DIRECTIONS FOR THIS TASK:
Sift the listing for lines that hold the string "literature" and pull them out.

THE RECORDS:
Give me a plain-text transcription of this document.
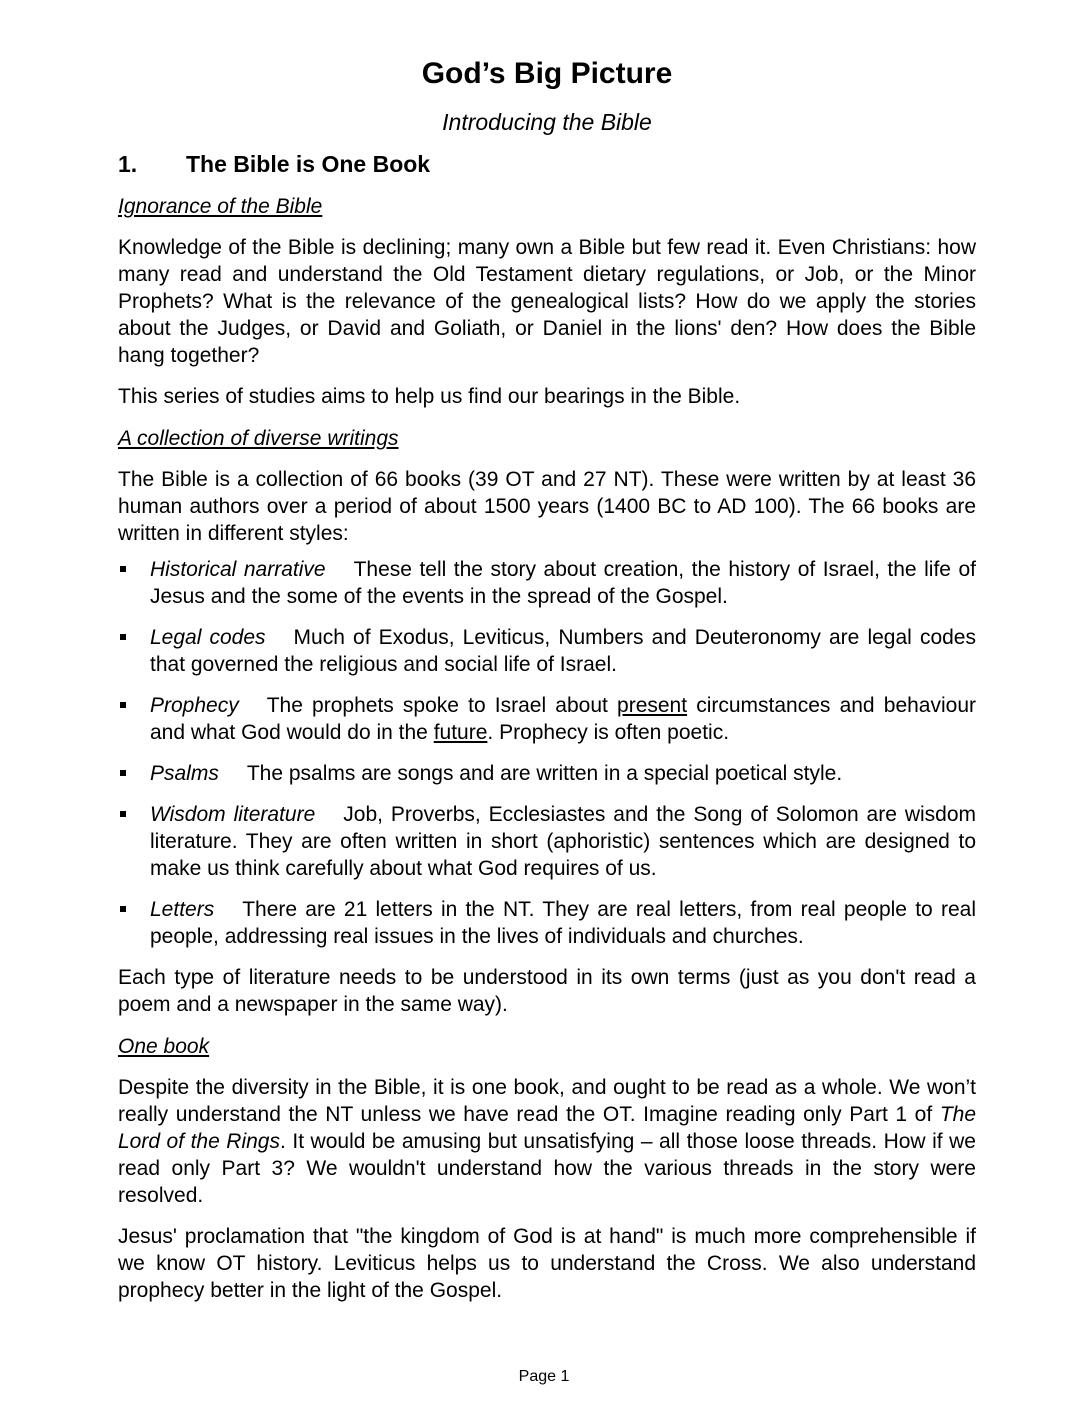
God’s Big Picture
Introducing the Bible
1.	The Bible is One Book
Ignorance of the Bible

Knowledge of the Bible is declining; many own a Bible but few read it. Even Christians: how many read and understand the Old Testament dietary regulations, or Job, or the Minor Prophets? What is the relevance of the genealogical lists? How do we apply the stories about the Judges, or David and Goliath, or Daniel in the lions' den? How does the Bible hang together?

This series of studies aims to help us find our bearings in the Bible.

A collection of diverse writings

The Bible is a collection of 66 books (39 OT and 27 NT). These were written by at least 36 human authors over a period of about 1500 years (1400 BC to AD 100). The 66 books are written in different styles:

Historical narrative These tell the story about creation, the history of Israel, the life of Jesus and the some of the events in the spread of the Gospel.
Legal codes Much of Exodus, Leviticus, Numbers and Deuteronomy are legal codes that governed the religious and social life of Israel.
Prophecy The prophets spoke to Israel about present circumstances and behaviour and what God would do in the future. Prophecy is often poetic.
Psalms The psalms are songs and are written in a special poetical style.
Wisdom literature Job, Proverbs, Ecclesiastes and the Song of Solomon are wisdom literature. They are often written in short (aphoristic) sentences which are designed to make us think carefully about what God requires of us.
Letters There are 21 letters in the NT. They are real letters, from real people to real people, addressing real issues in the lives of individuals and churches.

Each type of literature needs to be understood in its own terms (just as you don't read a poem and a newspaper in the same way).

One book

Despite the diversity in the Bible, it is one book, and ought to be read as a whole. We won’t really understand the NT unless we have read the OT. Imagine reading only Part 1 of The Lord of the Rings. It would be amusing but unsatisfying – all those loose threads. How if we read only Part 3? We wouldn't understand how the various threads in the story were resolved.

Jesus' proclamation that "the kingdom of God is at hand" is much more comprehensible if we know OT history. Leviticus helps us to understand the Cross. We also understand prophecy better in the light of the Gospel.

Page 1
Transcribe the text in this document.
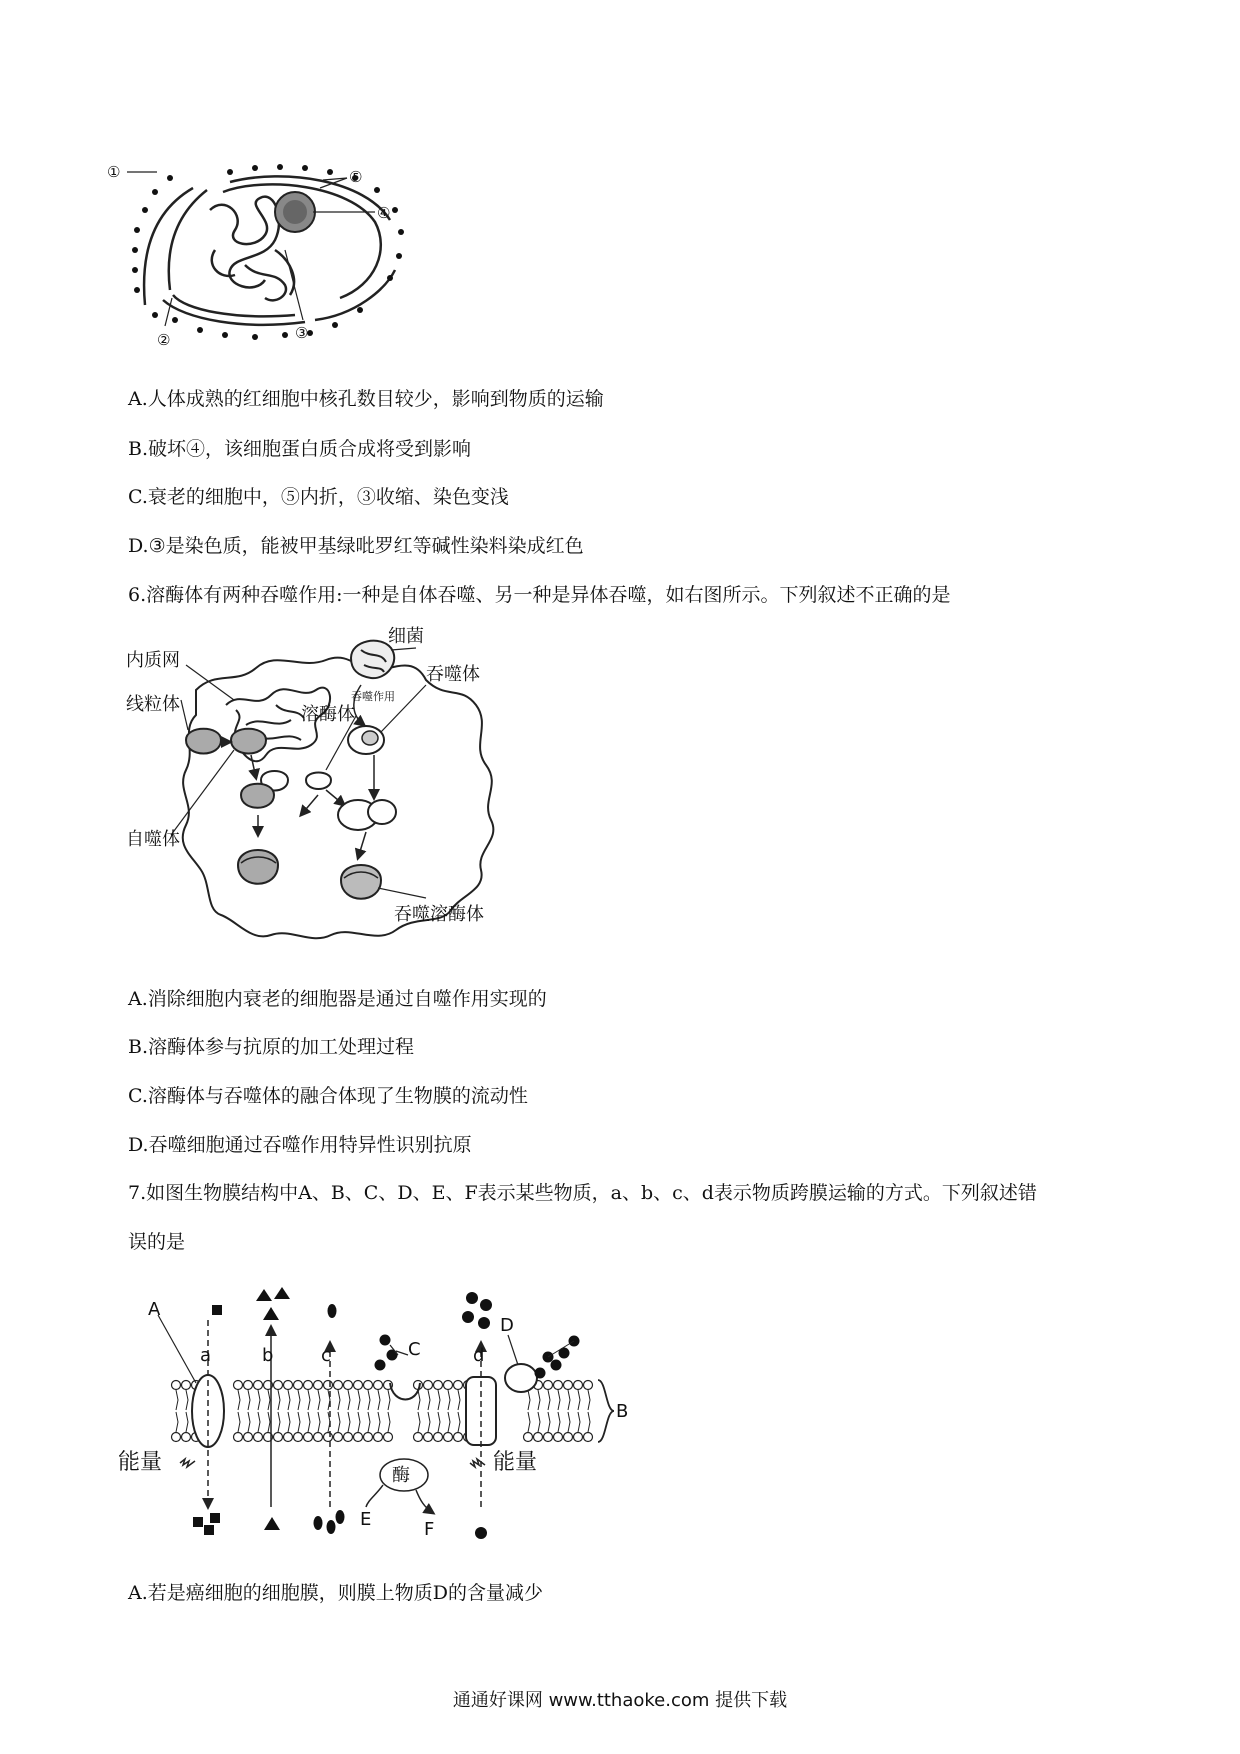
①
②	③
④
⑤
A.人体成熟的红细胞中核孔数目较少，影响到物质的运输
B.破坏④，该细胞蛋白质合成将受到影响
C.衰老的细胞中，⑤内折，③收缩、染色变浅
D.③是染色质，能被甲基绿吡罗红等碱性染料染成红色
6.溶酶体有两种吞噬作用:一种是自体吞噬、另一种是异体吞噬，如右图所示。下列叙述不正确的是
细菌
内质网
吞噬体
吞噬作用
线粒体	溶酶体
自噬体
吞噬溶酶体
A.消除细胞内衰老的细胞器是通过自噬作用实现的
B.溶酶体参与抗原的加工处理过程
C.溶酶体与吞噬体的融合体现了生物膜的流动性
D.吞噬细胞通过吞噬作用特异性识别抗原
7.如图生物膜结构中A、B、C、D、E、F表示某些物质，a、b、c、d表示物质跨膜运输的方式。下列叙述错
误的是
A
B
C
D
E	F
a	b	c	d
能量	能量
酶
A.若是癌细胞的细胞膜，则膜上物质D的含量减少
通通好课网 www.tthaoke.com 提供下载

OUTPUT OF THE EXERCISE:
Wisdom literature Job, Proverbs, Ecclesiastes and the Song of Solomon are wisdom literature. They are often written in short (aphoristic) sentences which are designed to make us think carefully about what God requires of us.
Each type of literature needs to be understood in its own terms (just as you don't read a poem and a newspaper in the same way).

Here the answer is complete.